EXERCISE DETAILS:
Omit the pictures, then reproduce every remaining record exactly.

--*--

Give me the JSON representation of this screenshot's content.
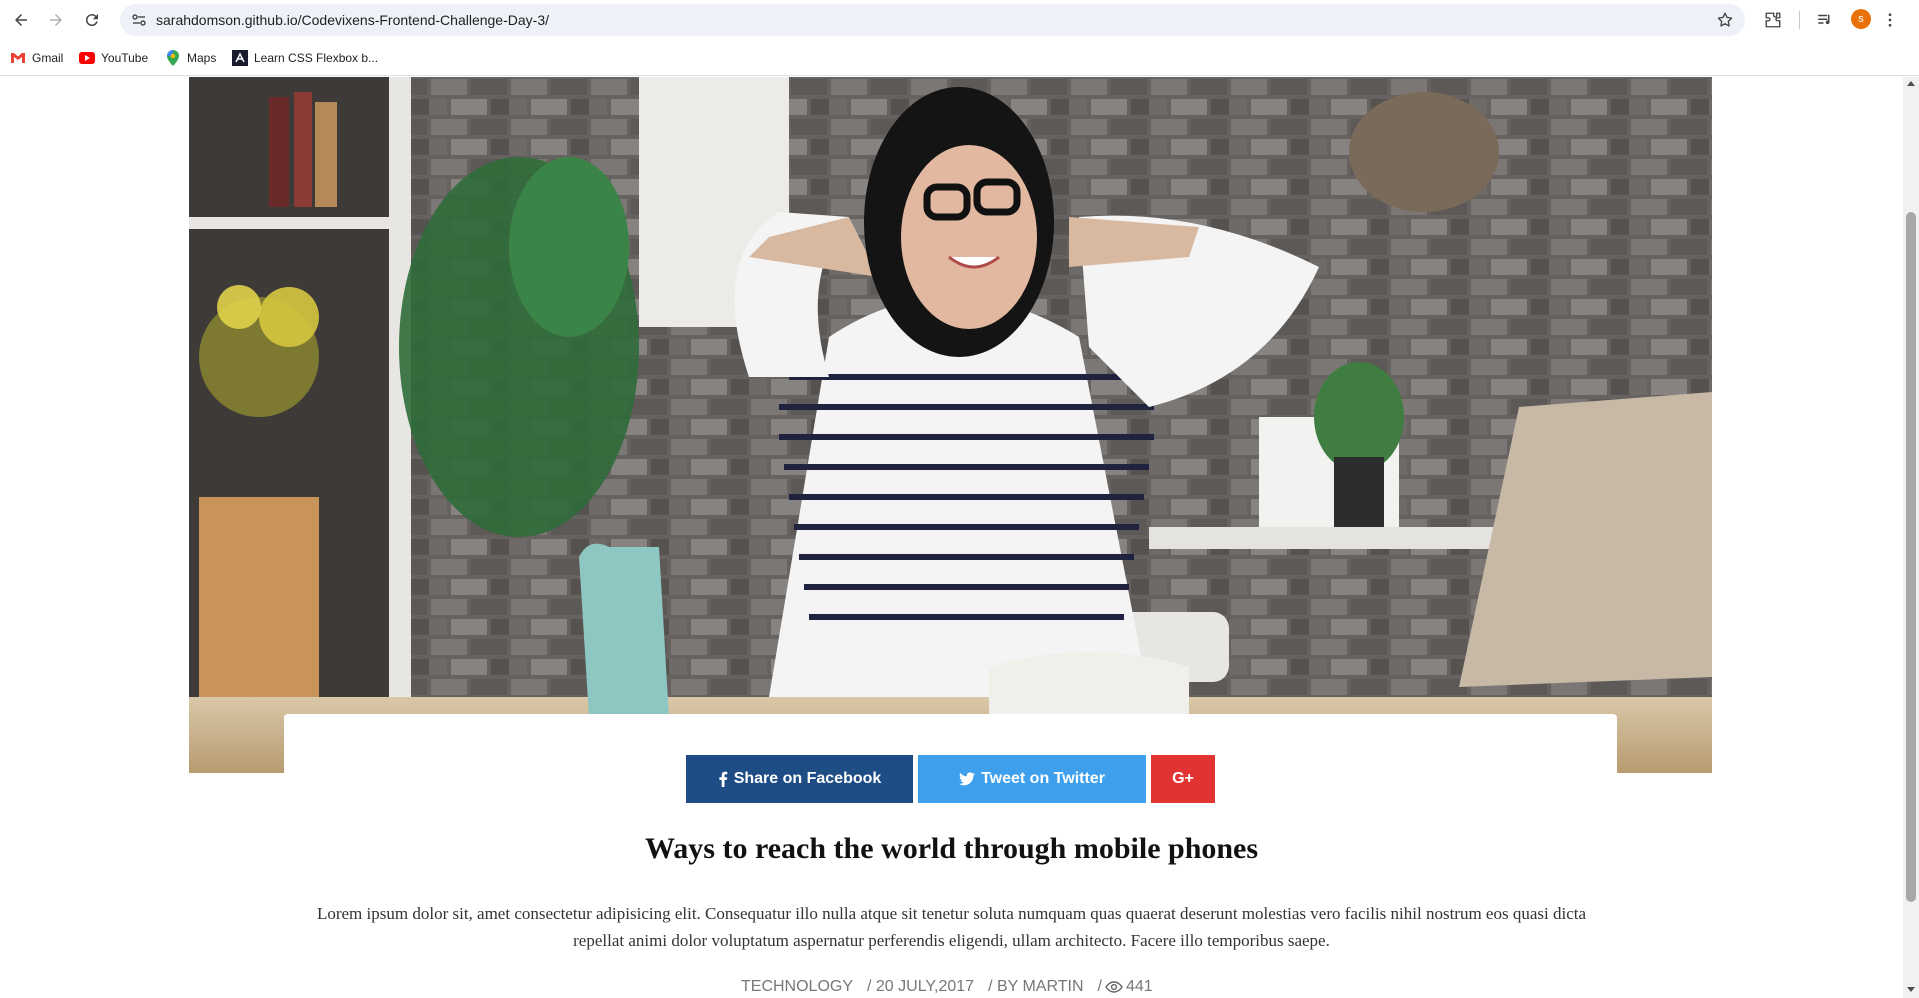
{
  "browser": {
    "url": "sarahdomson.github.io/Codevixens-Frontend-Challenge-Day-3/",
    "profile_initial": "s",
    "bookmarks": [
      {
        "label": "Gmail",
        "icon": "gmail-icon"
      },
      {
        "label": "YouTube",
        "icon": "youtube-icon"
      },
      {
        "label": "Maps",
        "icon": "maps-icon"
      },
      {
        "label": "Learn CSS Flexbox b...",
        "icon": "flexbox-icon"
      }
    ]
  },
  "hero": {
    "image": "photo-woman-relaxing-at-desk"
  },
  "share": {
    "facebook_label": "Share on Facebook",
    "twitter_label": "Tweet on Twitter",
    "googleplus_label": "G+",
    "colors": {
      "facebook": "#1e4d86",
      "twitter": "#3ea0ec",
      "googleplus": "#e23333"
    }
  },
  "article": {
    "title": "Ways to reach the world through mobile phones",
    "description": "Lorem ipsum dolor sit, amet consectetur adipisicing elit. Consequatur illo nulla atque sit tenetur soluta numquam quas quaerat deserunt molestias vero facilis nihil nostrum eos quasi dicta repellat animi dolor voluptatum aspernatur perferendis eligendi, ullam architecto. Facere illo temporibus saepe.",
    "category": "TECHNOLOGY",
    "date": "/ 20 JULY,2017",
    "author": "/ BY MARTIN",
    "views_prefix": "/",
    "views": "441"
  }
}
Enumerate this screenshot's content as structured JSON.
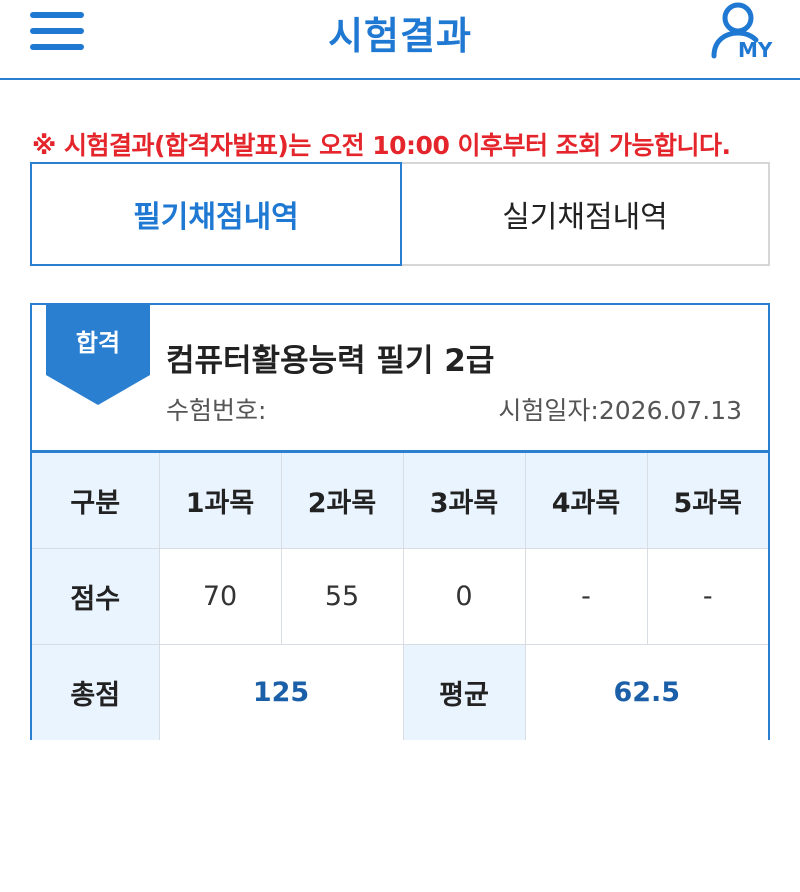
{
  "header": {
    "title": "시험결과",
    "my_label": "MY"
  },
  "notice": "※ 시험결과(합격자발표)는 오전 10:00 이후부터 조회 가능합니다.",
  "tabs": [
    {
      "label": "필기채점내역",
      "active": true
    },
    {
      "label": "실기채점내역",
      "active": false
    }
  ],
  "result": {
    "badge": "합격",
    "exam_name": "컴퓨터활용능력 필기 2급",
    "exam_no_label": "수험번호:",
    "exam_date_label": "시험일자:",
    "exam_date": "2026.07.13"
  },
  "table": {
    "header_label": "구분",
    "subjects": [
      "1과목",
      "2과목",
      "3과목",
      "4과목",
      "5과목"
    ],
    "score_label": "점수",
    "scores": [
      "70",
      "55",
      "0",
      "-",
      "-"
    ],
    "total_label": "총점",
    "total_value": "125",
    "average_label": "평균",
    "average_value": "62.5"
  },
  "colors": {
    "accent": "#1f78d1",
    "notice": "#e4252b",
    "header_bg": "#eaf4ff",
    "value_text": "#1a5fa8"
  }
}
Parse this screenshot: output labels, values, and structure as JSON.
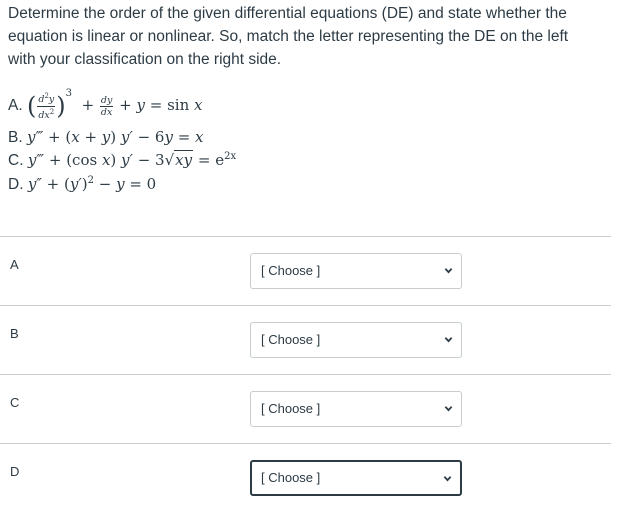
{
  "question": {
    "prompt_lines": [
      "Determine the order of the given differential equations (DE) and state whether the",
      "equation is linear or nonlinear. So, match the letter representing the DE on the left",
      "with your classification on the right side."
    ]
  },
  "equations": [
    {
      "letter": "A.",
      "latex": "(d^2y/dx^2)^3 + dy/dx + y = sin x"
    },
    {
      "letter": "B.",
      "latex": "y''' + (x + y) y' − 6y = x"
    },
    {
      "letter": "C.",
      "latex": "y''' + (cos x) y' − 3√(xy) = e^(2x)"
    },
    {
      "letter": "D.",
      "latex": "y'' + (y')^2 − y = 0"
    }
  ],
  "matches": [
    {
      "label": "A",
      "selected": "[ Choose ]"
    },
    {
      "label": "B",
      "selected": "[ Choose ]"
    },
    {
      "label": "C",
      "selected": "[ Choose ]"
    },
    {
      "label": "D",
      "selected": "[ Choose ]"
    }
  ],
  "colors": {
    "text": "#2d3b45",
    "divider": "#c7cdd1",
    "focus_border": "#2d3b45"
  },
  "icons": {
    "dropdown": "chevron-down-icon"
  }
}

--*--

RESULT FOR THIS TASK:
Give me the JSON representation of this screenshot's content.
{
  "browser": {
    "url": "sarahdomson.github.io/Codevixens-Frontend-Challenge-Day-3/",
    "profile_initial": "s",
    "bookmarks": [
      {
        "label": "Gmail",
        "icon": "gmail-icon"
      },
      {
        "label": "YouTube",
        "icon": "youtube-icon"
      },
      {
        "label": "Maps",
        "icon": "maps-icon"
      },
      {
        "label": "Learn CSS Flexbox b...",
        "icon": "flexbox-icon"
      }
    ]
  },
  "hero": {
    "image": "photo-woman-relaxing-at-desk"
  },
  "share": {
    "facebook_label": "Share on Facebook",
    "twitter_label": "Tweet on Twitter",
    "googleplus_label": "G+",
    "colors": {
      "facebook": "#1e4d86",
      "twitter": "#3ea0ec",
      "googleplus": "#e23333"
    }
  },
  "article": {
    "title": "Ways to reach the world through mobile phones",
    "description": "Lorem ipsum dolor sit, amet consectetur adipisicing elit. Consequatur illo nulla atque sit tenetur soluta numquam quas quaerat deserunt molestias vero facilis nihil nostrum eos quasi dicta repellat animi dolor voluptatum aspernatur perferendis eligendi, ullam architecto. Facere illo temporibus saepe.",
    "category": "TECHNOLOGY",
    "date": "/ 20 JULY,2017",
    "author": "/ BY MARTIN",
    "views_prefix": "/",
    "views": "441"
  }
}
Enumerate this screenshot's content as structured JSON.
{
  "header": {
    "title": "시험결과",
    "my_label": "MY"
  },
  "notice": "※ 시험결과(합격자발표)는 오전 10:00 이후부터 조회 가능합니다.",
  "tabs": [
    {
      "label": "필기채점내역",
      "active": true
    },
    {
      "label": "실기채점내역",
      "active": false
    }
  ],
  "result": {
    "badge": "합격",
    "exam_name": "컴퓨터활용능력 필기 2급",
    "exam_no_label": "수험번호:",
    "exam_date_label": "시험일자:",
    "exam_date": "2026.07.13"
  },
  "table": {
    "header_label": "구분",
    "subjects": [
      "1과목",
      "2과목",
      "3과목",
      "4과목",
      "5과목"
    ],
    "score_label": "점수",
    "scores": [
      "70",
      "55",
      "0",
      "-",
      "-"
    ],
    "total_label": "총점",
    "total_value": "125",
    "average_label": "평균",
    "average_value": "62.5"
  },
  "colors": {
    "accent": "#1f78d1",
    "notice": "#e4252b",
    "header_bg": "#eaf4ff",
    "value_text": "#1a5fa8"
  }
}
Parse this screenshot: output labels, values, and structure as JSON.
{
  "question": {
    "prompt_lines": [
      "Determine the order of the given differential equations (DE) and state whether the",
      "equation is linear or nonlinear. So, match the letter representing the DE on the left",
      "with your classification on the right side."
    ]
  },
  "equations": [
    {
      "letter": "A.",
      "latex": "(d^2y/dx^2)^3 + dy/dx + y = sin x"
    },
    {
      "letter": "B.",
      "latex": "y''' + (x + y) y' − 6y = x"
    },
    {
      "letter": "C.",
      "latex": "y''' + (cos x) y' − 3√(xy) = e^(2x)"
    },
    {
      "letter": "D.",
      "latex": "y'' + (y')^2 − y = 0"
    }
  ],
  "matches": [
    {
      "label": "A",
      "selected": "[ Choose ]"
    },
    {
      "label": "B",
      "selected": "[ Choose ]"
    },
    {
      "label": "C",
      "selected": "[ Choose ]"
    },
    {
      "label": "D",
      "selected": "[ Choose ]"
    }
  ],
  "colors": {
    "text": "#2d3b45",
    "divider": "#c7cdd1",
    "focus_border": "#2d3b45"
  },
  "icons": {
    "dropdown": "chevron-down-icon"
  }
}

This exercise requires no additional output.